## Task requirements
Check each line of the entries below for the string "SPRING"; copy every line where it appears.

## Dataset records
_ _ _ _ _
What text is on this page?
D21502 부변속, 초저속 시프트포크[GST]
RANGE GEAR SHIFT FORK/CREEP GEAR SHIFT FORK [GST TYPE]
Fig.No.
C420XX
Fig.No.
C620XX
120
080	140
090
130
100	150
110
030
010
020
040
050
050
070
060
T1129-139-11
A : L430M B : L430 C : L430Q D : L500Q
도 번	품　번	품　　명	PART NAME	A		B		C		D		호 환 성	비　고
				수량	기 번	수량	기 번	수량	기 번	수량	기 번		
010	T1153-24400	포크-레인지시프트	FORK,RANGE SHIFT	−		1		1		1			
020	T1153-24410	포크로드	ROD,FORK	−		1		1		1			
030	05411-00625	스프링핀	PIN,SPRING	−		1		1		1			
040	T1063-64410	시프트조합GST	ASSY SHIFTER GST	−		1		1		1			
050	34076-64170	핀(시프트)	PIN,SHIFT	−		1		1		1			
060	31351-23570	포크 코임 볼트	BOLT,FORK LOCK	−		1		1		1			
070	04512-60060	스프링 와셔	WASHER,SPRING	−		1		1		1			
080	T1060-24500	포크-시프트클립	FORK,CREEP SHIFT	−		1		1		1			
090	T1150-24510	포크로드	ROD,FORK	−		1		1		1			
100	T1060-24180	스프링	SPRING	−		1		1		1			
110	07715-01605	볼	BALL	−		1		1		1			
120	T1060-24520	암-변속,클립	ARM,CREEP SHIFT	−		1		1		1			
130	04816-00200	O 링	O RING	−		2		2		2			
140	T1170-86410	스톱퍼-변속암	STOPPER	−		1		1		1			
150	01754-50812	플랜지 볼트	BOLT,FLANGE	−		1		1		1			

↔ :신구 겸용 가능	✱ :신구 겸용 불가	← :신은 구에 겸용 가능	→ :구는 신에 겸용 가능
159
_ _ _ _ _
## Full response
030	05411-00625	스프링핀	PIN,SPRING	−		1		1		1			
070	04512-60060	스프링 와셔	WASHER,SPRING	−		1		1		1			
100	T1060-24180	스프링	SPRING	−		1		1		1			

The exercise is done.